- **WORK TO COMPLETE**
Write out every record in full, exactly as written, please.

- **EXTRACTED RECORDS**

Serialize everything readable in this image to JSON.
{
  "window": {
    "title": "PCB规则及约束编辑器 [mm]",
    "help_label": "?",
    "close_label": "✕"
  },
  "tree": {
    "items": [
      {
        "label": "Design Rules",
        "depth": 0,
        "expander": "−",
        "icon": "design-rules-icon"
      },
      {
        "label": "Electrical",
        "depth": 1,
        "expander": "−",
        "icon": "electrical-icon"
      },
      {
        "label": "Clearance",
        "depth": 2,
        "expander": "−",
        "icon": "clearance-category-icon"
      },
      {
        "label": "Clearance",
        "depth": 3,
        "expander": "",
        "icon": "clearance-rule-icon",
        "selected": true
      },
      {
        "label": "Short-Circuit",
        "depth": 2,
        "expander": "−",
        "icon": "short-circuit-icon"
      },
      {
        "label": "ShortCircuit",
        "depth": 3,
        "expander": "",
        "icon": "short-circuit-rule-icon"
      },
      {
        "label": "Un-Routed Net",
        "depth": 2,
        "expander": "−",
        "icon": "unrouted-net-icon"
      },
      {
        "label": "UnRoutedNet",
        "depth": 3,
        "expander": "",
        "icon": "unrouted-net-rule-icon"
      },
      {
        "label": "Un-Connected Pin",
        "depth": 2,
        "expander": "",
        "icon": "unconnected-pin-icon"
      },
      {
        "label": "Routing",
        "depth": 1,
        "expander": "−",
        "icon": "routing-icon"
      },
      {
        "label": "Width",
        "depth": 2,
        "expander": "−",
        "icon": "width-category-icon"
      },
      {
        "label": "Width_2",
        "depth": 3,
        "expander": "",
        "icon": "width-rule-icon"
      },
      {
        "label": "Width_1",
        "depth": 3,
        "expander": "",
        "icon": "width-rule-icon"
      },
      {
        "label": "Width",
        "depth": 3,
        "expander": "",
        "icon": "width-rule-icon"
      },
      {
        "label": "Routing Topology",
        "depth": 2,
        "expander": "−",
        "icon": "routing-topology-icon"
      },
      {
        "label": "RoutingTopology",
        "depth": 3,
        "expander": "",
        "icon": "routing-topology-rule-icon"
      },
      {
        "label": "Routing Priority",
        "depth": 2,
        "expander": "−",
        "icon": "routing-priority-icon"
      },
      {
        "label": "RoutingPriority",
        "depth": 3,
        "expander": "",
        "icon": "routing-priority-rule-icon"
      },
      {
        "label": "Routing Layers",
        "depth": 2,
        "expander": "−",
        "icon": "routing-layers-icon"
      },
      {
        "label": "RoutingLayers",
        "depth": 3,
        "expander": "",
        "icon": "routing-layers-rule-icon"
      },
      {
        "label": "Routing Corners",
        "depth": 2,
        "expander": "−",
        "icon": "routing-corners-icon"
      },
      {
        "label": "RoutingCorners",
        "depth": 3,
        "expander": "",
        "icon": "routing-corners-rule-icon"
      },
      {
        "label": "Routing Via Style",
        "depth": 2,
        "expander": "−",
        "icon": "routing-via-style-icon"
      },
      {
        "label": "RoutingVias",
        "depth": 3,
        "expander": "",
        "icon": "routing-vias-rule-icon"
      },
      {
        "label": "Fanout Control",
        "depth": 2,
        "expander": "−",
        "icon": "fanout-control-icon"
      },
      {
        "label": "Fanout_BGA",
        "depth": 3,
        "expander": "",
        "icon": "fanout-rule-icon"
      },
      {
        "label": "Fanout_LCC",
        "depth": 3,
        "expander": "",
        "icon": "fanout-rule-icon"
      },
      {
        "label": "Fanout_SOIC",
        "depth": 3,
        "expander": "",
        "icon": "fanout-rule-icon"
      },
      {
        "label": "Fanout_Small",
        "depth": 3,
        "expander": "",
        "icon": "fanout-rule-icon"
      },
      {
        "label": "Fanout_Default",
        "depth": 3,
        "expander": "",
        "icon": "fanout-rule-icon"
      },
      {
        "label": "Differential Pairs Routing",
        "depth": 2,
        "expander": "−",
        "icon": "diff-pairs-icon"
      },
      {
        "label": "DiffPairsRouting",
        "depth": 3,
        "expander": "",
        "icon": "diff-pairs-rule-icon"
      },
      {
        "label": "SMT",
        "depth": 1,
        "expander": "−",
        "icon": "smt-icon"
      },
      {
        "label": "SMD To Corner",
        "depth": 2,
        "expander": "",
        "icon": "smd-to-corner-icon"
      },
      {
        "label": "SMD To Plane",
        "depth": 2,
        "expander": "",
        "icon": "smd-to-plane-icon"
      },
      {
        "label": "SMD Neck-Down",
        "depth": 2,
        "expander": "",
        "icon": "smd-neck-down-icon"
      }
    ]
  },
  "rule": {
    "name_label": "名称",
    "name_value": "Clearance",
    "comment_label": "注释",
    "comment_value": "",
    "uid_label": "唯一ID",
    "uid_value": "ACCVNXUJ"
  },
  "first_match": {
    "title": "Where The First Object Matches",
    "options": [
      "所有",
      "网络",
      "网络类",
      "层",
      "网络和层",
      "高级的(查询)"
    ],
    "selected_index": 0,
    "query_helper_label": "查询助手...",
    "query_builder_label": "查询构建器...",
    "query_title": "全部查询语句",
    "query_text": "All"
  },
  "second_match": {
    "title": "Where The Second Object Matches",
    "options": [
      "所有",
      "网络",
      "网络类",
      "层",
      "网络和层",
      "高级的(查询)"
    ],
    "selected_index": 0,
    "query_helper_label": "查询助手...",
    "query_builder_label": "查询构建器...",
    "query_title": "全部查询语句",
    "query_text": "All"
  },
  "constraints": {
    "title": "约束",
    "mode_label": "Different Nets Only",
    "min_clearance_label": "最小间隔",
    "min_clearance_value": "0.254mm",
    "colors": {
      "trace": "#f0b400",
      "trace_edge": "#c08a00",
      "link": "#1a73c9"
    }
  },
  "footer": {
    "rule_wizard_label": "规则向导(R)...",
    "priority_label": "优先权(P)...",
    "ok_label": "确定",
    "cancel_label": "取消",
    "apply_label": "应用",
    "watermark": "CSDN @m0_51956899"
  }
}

- **EXERCISE SOLUTION**
Serialize everything readable in this image to JSON.
{
  "window": {
    "title": "PCB规则及约束编辑器 [mm]",
    "help_label": "?",
    "close_label": "✕"
  },
  "tree": {
    "items": [
      {
        "label": "Design Rules",
        "depth": 0,
        "expander": "−",
        "icon": "design-rules-icon"
      },
      {
        "label": "Electrical",
        "depth": 1,
        "expander": "−",
        "icon": "electrical-icon"
      },
      {
        "label": "Clearance",
        "depth": 2,
        "expander": "−",
        "icon": "clearance-category-icon"
      },
      {
        "label": "Clearance",
        "depth": 3,
        "expander": "",
        "icon": "clearance-rule-icon",
        "selected": true
      },
      {
        "label": "Short-Circuit",
        "depth": 2,
        "expander": "−",
        "icon": "short-circuit-icon"
      },
      {
        "label": "ShortCircuit",
        "depth": 3,
        "expander": "",
        "icon": "short-circuit-rule-icon"
      },
      {
        "label": "Un-Routed Net",
        "depth": 2,
        "expander": "−",
        "icon": "unrouted-net-icon"
      },
      {
        "label": "UnRoutedNet",
        "depth": 3,
        "expander": "",
        "icon": "unrouted-net-rule-icon"
      },
      {
        "label": "Un-Connected Pin",
        "depth": 2,
        "expander": "",
        "icon": "unconnected-pin-icon"
      },
      {
        "label": "Routing",
        "depth": 1,
        "expander": "−",
        "icon": "routing-icon"
      },
      {
        "label": "Width",
        "depth": 2,
        "expander": "−",
        "icon": "width-category-icon"
      },
      {
        "label": "Width_2",
        "depth": 3,
        "expander": "",
        "icon": "width-rule-icon"
      },
      {
        "label": "Width_1",
        "depth": 3,
        "expander": "",
        "icon": "width-rule-icon"
      },
      {
        "label": "Width",
        "depth": 3,
        "expander": "",
        "icon": "width-rule-icon"
      },
      {
        "label": "Routing Topology",
        "depth": 2,
        "expander": "−",
        "icon": "routing-topology-icon"
      },
      {
        "label": "RoutingTopology",
        "depth": 3,
        "expander": "",
        "icon": "routing-topology-rule-icon"
      },
      {
        "label": "Routing Priority",
        "depth": 2,
        "expander": "−",
        "icon": "routing-priority-icon"
      },
      {
        "label": "RoutingPriority",
        "depth": 3,
        "expander": "",
        "icon": "routing-priority-rule-icon"
      },
      {
        "label": "Routing Layers",
        "depth": 2,
        "expander": "−",
        "icon": "routing-layers-icon"
      },
      {
        "label": "RoutingLayers",
        "depth": 3,
        "expander": "",
        "icon": "routing-layers-rule-icon"
      },
      {
        "label": "Routing Corners",
        "depth": 2,
        "expander": "−",
        "icon": "routing-corners-icon"
      },
      {
        "label": "RoutingCorners",
        "depth": 3,
        "expander": "",
        "icon": "routing-corners-rule-icon"
      },
      {
        "label": "Routing Via Style",
        "depth": 2,
        "expander": "−",
        "icon": "routing-via-style-icon"
      },
      {
        "label": "RoutingVias",
        "depth": 3,
        "expander": "",
        "icon": "routing-vias-rule-icon"
      },
      {
        "label": "Fanout Control",
        "depth": 2,
        "expander": "−",
        "icon": "fanout-control-icon"
      },
      {
        "label": "Fanout_BGA",
        "depth": 3,
        "expander": "",
        "icon": "fanout-rule-icon"
      },
      {
        "label": "Fanout_LCC",
        "depth": 3,
        "expander": "",
        "icon": "fanout-rule-icon"
      },
      {
        "label": "Fanout_SOIC",
        "depth": 3,
        "expander": "",
        "icon": "fanout-rule-icon"
      },
      {
        "label": "Fanout_Small",
        "depth": 3,
        "expander": "",
        "icon": "fanout-rule-icon"
      },
      {
        "label": "Fanout_Default",
        "depth": 3,
        "expander": "",
        "icon": "fanout-rule-icon"
      },
      {
        "label": "Differential Pairs Routing",
        "depth": 2,
        "expander": "−",
        "icon": "diff-pairs-icon"
      },
      {
        "label": "DiffPairsRouting",
        "depth": 3,
        "expander": "",
        "icon": "diff-pairs-rule-icon"
      },
      {
        "label": "SMT",
        "depth": 1,
        "expander": "−",
        "icon": "smt-icon"
      },
      {
        "label": "SMD To Corner",
        "depth": 2,
        "expander": "",
        "icon": "smd-to-corner-icon"
      },
      {
        "label": "SMD To Plane",
        "depth": 2,
        "expander": "",
        "icon": "smd-to-plane-icon"
      },
      {
        "label": "SMD Neck-Down",
        "depth": 2,
        "expander": "",
        "icon": "smd-neck-down-icon"
      }
    ]
  },
  "rule": {
    "name_label": "名称",
    "name_value": "Clearance",
    "comment_label": "注释",
    "comment_value": "",
    "uid_label": "唯一ID",
    "uid_value": "ACCVNXUJ"
  },
  "first_match": {
    "title": "Where The First Object Matches",
    "options": [
      "所有",
      "网络",
      "网络类",
      "层",
      "网络和层",
      "高级的(查询)"
    ],
    "selected_index": 0,
    "query_helper_label": "查询助手...",
    "query_builder_label": "查询构建器...",
    "query_title": "全部查询语句",
    "query_text": "All"
  },
  "second_match": {
    "title": "Where The Second Object Matches",
    "options": [
      "所有",
      "网络",
      "网络类",
      "层",
      "网络和层",
      "高级的(查询)"
    ],
    "selected_index": 0,
    "query_helper_label": "查询助手...",
    "query_builder_label": "查询构建器...",
    "query_title": "全部查询语句",
    "query_text": "All"
  },
  "constraints": {
    "title": "约束",
    "mode_label": "Different Nets Only",
    "min_clearance_label": "最小间隔",
    "min_clearance_value": "0.254mm",
    "colors": {
      "trace": "#f0b400",
      "trace_edge": "#c08a00",
      "link": "#1a73c9"
    }
  },
  "footer": {
    "rule_wizard_label": "规则向导(R)...",
    "priority_label": "优先权(P)...",
    "ok_label": "确定",
    "cancel_label": "取消",
    "apply_label": "应用",
    "watermark": "CSDN @m0_51956899"
  }
}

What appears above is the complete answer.